=== WHAT TO PRODUCE ===
Your answer should be one number: the count of lines in these entries that hold the word "TRANSIT".

=== RECORDS PROVIDED ===
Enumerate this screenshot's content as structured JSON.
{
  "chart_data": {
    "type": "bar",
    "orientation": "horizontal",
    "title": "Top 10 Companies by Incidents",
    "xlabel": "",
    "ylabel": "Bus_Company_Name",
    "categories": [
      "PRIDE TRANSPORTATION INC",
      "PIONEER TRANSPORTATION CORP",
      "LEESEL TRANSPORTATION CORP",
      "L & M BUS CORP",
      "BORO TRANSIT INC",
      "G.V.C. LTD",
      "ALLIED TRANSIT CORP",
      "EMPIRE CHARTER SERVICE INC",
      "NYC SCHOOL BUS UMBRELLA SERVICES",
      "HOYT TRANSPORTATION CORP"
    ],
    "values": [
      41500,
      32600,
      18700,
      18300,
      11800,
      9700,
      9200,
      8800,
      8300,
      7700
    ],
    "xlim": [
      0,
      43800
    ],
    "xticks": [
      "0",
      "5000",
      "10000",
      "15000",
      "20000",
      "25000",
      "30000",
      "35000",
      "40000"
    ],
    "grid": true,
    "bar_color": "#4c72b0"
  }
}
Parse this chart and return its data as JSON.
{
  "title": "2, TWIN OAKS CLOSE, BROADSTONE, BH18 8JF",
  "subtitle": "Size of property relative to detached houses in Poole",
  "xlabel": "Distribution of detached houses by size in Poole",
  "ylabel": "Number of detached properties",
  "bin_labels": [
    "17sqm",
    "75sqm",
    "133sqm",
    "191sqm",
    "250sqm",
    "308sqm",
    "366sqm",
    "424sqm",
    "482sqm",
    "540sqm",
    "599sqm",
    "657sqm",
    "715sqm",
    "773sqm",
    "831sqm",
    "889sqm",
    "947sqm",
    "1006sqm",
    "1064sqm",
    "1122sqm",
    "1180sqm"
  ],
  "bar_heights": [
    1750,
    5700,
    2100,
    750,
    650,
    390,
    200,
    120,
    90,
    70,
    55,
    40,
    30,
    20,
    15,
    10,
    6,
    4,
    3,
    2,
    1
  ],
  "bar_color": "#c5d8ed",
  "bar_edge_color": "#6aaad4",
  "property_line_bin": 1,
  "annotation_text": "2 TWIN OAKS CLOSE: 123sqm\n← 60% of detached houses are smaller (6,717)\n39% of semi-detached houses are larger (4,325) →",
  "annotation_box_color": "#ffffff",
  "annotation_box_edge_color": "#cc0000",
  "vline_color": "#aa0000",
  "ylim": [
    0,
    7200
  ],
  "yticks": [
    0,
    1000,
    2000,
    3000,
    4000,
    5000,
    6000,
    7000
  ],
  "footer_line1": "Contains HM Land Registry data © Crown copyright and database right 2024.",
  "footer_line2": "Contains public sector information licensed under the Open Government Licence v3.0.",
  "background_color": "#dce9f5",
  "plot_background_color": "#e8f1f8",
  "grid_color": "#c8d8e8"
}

=== SOLUTION TO THIS EXERCISE ===
2